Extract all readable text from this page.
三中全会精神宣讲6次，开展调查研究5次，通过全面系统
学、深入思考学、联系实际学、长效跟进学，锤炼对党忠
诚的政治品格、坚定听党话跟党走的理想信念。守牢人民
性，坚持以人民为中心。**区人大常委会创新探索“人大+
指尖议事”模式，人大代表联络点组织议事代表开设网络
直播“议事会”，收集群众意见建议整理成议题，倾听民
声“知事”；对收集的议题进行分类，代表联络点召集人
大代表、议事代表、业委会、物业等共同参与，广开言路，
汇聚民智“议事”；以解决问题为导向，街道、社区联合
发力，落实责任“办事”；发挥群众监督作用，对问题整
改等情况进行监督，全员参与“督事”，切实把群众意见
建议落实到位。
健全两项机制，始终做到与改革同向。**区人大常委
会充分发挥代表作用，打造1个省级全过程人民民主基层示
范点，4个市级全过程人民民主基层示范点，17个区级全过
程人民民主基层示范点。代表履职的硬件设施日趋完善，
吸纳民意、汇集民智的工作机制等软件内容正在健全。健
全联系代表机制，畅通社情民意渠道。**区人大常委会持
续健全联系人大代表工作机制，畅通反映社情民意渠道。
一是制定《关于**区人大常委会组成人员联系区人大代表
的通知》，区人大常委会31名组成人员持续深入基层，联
########################################
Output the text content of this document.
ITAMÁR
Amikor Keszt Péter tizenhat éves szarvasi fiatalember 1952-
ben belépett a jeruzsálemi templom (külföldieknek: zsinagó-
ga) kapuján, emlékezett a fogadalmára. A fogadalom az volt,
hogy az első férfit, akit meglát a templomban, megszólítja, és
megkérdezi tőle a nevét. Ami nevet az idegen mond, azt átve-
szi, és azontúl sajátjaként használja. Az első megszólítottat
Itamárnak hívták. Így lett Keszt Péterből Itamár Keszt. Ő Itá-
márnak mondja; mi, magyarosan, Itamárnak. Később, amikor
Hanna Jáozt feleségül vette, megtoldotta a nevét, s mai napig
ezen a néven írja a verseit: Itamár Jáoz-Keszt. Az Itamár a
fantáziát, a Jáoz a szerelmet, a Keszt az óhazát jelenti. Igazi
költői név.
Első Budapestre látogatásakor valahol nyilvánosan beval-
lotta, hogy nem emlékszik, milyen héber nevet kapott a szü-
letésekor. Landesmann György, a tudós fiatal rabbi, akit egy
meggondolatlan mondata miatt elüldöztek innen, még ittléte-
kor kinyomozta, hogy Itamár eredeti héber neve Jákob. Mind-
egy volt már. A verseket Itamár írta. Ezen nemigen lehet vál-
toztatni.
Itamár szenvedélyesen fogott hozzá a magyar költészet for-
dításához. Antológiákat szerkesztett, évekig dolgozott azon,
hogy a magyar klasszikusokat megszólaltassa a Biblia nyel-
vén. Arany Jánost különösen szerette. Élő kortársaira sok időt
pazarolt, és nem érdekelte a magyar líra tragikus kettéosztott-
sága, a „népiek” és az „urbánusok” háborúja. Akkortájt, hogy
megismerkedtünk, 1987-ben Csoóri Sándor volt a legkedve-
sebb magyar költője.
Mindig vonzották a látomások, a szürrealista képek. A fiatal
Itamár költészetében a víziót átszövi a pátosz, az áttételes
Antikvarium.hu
########################################
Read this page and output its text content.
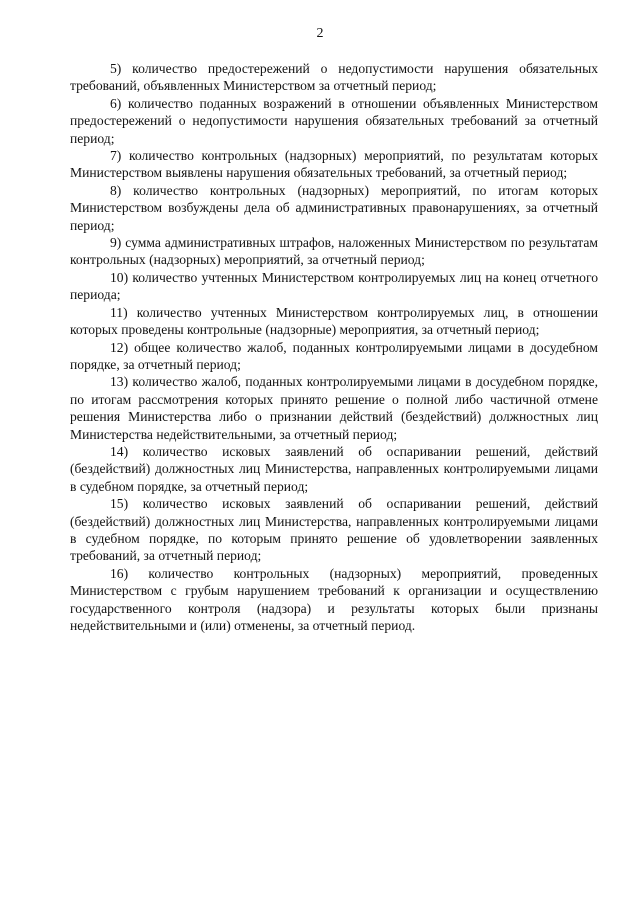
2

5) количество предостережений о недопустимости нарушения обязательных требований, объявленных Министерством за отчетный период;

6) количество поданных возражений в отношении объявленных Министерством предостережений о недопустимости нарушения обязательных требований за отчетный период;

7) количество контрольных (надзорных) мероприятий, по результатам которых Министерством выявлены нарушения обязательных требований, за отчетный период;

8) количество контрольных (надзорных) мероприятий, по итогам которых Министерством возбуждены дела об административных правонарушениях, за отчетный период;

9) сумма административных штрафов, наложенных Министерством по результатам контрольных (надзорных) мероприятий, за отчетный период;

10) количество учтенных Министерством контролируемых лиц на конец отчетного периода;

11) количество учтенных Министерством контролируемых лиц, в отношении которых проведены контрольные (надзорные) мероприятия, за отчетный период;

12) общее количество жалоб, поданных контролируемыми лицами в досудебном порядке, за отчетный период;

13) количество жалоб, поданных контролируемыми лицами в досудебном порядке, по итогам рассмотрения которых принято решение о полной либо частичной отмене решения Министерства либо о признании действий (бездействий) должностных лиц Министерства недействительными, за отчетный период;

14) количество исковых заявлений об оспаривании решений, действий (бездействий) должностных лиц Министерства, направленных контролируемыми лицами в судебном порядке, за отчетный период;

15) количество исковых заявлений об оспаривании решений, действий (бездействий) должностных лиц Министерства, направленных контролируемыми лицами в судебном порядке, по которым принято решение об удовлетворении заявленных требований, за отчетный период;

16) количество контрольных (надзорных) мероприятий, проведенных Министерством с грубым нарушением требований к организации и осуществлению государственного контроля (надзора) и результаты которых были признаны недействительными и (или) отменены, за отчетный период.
########################################
Display every line of the listing that contains the string "text".

- Result of the task -
Extract all readable text from this page.
Output the text content of this document.
Read this page and output its text content.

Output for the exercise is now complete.